:: Do this ::
State how many lines hold the string "title". Give the number and nothing else.

** Start of Dataset entries **

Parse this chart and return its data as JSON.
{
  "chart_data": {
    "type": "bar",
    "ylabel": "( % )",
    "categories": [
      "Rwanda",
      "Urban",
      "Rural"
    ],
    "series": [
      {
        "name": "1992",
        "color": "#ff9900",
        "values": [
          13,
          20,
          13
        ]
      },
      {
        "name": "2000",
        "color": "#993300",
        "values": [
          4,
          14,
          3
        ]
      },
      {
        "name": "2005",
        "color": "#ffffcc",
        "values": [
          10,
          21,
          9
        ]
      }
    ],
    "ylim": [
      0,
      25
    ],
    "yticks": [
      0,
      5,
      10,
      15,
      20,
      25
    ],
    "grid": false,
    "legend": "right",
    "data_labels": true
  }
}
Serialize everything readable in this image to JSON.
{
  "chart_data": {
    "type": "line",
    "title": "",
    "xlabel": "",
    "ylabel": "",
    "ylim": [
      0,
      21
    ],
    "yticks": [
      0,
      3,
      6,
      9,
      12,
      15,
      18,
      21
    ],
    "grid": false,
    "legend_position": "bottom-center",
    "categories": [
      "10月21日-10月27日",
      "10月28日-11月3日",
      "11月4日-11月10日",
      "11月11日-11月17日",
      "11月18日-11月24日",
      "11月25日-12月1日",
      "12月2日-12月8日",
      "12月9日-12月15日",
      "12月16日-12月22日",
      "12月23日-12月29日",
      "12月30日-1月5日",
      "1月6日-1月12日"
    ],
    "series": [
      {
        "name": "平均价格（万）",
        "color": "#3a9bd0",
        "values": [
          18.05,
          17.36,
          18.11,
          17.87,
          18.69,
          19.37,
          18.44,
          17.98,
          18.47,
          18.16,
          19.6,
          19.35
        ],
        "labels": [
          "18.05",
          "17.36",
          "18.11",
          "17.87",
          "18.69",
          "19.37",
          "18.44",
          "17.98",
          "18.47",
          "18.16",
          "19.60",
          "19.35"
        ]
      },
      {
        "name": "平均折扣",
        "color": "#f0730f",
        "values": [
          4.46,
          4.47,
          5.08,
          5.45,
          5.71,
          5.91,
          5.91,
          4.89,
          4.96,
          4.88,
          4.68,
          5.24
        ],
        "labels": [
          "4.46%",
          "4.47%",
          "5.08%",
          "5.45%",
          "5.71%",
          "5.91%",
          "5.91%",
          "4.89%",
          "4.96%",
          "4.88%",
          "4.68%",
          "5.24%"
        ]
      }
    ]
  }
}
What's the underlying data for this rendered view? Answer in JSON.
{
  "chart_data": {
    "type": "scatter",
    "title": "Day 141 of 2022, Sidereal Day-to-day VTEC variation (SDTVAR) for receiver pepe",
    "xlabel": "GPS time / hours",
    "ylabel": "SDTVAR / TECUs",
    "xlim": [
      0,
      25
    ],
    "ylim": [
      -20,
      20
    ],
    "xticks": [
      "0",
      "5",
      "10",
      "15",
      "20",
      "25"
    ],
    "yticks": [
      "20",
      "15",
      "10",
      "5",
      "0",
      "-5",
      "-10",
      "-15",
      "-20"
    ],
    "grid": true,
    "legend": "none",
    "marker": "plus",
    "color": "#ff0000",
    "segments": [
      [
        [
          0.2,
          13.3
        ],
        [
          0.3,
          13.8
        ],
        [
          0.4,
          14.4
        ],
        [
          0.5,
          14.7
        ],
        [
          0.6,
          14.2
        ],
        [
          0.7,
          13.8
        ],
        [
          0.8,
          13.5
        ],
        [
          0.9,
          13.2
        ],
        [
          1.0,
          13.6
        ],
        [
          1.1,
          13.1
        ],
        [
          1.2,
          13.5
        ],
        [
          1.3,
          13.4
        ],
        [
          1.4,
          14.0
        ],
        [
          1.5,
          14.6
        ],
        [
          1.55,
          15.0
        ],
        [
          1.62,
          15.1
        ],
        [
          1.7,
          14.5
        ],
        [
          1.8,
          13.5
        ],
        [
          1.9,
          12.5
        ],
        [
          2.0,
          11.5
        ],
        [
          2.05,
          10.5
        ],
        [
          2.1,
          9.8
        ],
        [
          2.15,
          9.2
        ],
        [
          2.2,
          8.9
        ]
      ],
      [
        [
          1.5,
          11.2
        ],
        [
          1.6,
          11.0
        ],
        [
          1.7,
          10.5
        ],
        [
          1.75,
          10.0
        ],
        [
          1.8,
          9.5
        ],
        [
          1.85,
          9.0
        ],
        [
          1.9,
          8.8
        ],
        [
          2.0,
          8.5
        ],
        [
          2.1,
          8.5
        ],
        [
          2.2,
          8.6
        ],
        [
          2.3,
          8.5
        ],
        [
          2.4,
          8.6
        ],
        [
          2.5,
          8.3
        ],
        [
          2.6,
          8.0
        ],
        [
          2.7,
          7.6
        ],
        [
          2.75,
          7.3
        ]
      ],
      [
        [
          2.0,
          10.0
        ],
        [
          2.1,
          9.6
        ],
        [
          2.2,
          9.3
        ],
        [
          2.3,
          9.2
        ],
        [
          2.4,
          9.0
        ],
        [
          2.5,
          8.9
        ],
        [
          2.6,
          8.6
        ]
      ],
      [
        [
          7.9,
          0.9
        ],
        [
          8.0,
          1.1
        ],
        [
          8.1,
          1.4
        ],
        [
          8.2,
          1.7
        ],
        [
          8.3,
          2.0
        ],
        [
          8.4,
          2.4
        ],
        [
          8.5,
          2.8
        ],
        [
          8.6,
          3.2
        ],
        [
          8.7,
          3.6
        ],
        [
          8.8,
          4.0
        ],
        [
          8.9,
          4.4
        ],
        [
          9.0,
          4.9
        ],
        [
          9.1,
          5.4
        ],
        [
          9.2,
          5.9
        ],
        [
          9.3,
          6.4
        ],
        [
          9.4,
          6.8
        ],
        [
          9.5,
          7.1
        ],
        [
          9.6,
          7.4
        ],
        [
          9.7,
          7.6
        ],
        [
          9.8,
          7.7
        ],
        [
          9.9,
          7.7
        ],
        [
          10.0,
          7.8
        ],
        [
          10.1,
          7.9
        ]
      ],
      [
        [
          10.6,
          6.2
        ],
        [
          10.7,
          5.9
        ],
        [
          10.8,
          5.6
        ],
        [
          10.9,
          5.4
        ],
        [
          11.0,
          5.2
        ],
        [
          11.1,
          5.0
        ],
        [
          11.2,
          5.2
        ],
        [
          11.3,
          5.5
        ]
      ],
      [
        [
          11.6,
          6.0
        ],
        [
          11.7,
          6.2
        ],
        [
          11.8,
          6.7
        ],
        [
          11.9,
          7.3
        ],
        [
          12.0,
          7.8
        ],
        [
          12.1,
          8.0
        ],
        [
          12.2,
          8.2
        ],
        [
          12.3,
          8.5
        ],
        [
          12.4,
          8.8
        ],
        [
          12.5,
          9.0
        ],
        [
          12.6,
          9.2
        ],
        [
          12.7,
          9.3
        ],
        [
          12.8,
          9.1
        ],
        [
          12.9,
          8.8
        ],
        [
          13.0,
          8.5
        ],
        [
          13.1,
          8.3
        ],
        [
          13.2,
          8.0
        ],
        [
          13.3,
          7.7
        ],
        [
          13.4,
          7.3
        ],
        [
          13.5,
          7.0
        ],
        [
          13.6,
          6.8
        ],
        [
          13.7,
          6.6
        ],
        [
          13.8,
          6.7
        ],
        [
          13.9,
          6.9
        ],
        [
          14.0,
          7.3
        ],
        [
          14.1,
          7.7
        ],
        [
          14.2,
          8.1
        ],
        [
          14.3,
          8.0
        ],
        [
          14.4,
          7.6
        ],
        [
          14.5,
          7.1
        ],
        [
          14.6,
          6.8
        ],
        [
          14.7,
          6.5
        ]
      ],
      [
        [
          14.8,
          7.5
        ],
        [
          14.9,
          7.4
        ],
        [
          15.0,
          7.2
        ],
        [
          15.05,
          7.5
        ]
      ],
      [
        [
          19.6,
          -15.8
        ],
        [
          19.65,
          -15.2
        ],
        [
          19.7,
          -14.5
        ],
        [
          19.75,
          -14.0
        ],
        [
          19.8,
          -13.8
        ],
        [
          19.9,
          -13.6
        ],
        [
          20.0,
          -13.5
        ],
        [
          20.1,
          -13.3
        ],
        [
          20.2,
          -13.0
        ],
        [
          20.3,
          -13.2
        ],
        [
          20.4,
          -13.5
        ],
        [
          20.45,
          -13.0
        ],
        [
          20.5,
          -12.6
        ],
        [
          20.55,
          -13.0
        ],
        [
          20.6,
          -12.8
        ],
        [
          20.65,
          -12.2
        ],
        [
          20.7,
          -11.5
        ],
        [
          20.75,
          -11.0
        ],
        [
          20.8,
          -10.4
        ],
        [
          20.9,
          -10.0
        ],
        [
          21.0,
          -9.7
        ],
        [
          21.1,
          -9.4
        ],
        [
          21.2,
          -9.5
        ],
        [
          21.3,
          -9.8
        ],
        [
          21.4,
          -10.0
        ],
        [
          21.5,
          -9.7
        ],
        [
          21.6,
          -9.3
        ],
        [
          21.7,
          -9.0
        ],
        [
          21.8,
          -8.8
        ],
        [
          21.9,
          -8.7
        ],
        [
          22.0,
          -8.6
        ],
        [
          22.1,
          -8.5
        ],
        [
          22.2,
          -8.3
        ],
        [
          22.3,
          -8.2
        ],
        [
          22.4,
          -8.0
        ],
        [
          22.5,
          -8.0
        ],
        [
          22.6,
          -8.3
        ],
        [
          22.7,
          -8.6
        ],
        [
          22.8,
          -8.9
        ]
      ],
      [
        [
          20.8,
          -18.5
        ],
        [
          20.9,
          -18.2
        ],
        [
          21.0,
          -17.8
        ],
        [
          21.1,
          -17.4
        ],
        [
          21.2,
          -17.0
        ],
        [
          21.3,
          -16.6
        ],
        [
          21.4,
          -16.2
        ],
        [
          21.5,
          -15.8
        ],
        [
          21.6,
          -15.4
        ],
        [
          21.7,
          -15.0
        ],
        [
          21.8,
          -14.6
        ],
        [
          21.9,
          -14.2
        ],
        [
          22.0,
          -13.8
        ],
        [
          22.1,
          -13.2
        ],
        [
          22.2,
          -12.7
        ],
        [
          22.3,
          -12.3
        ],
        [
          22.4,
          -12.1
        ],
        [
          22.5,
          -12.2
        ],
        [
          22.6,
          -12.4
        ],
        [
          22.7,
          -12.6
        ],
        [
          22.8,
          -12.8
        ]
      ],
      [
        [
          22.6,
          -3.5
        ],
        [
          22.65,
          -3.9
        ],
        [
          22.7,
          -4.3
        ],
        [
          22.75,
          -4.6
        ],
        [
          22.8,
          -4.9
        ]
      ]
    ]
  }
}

** End of Dataset entries **

:: Full solution ::
2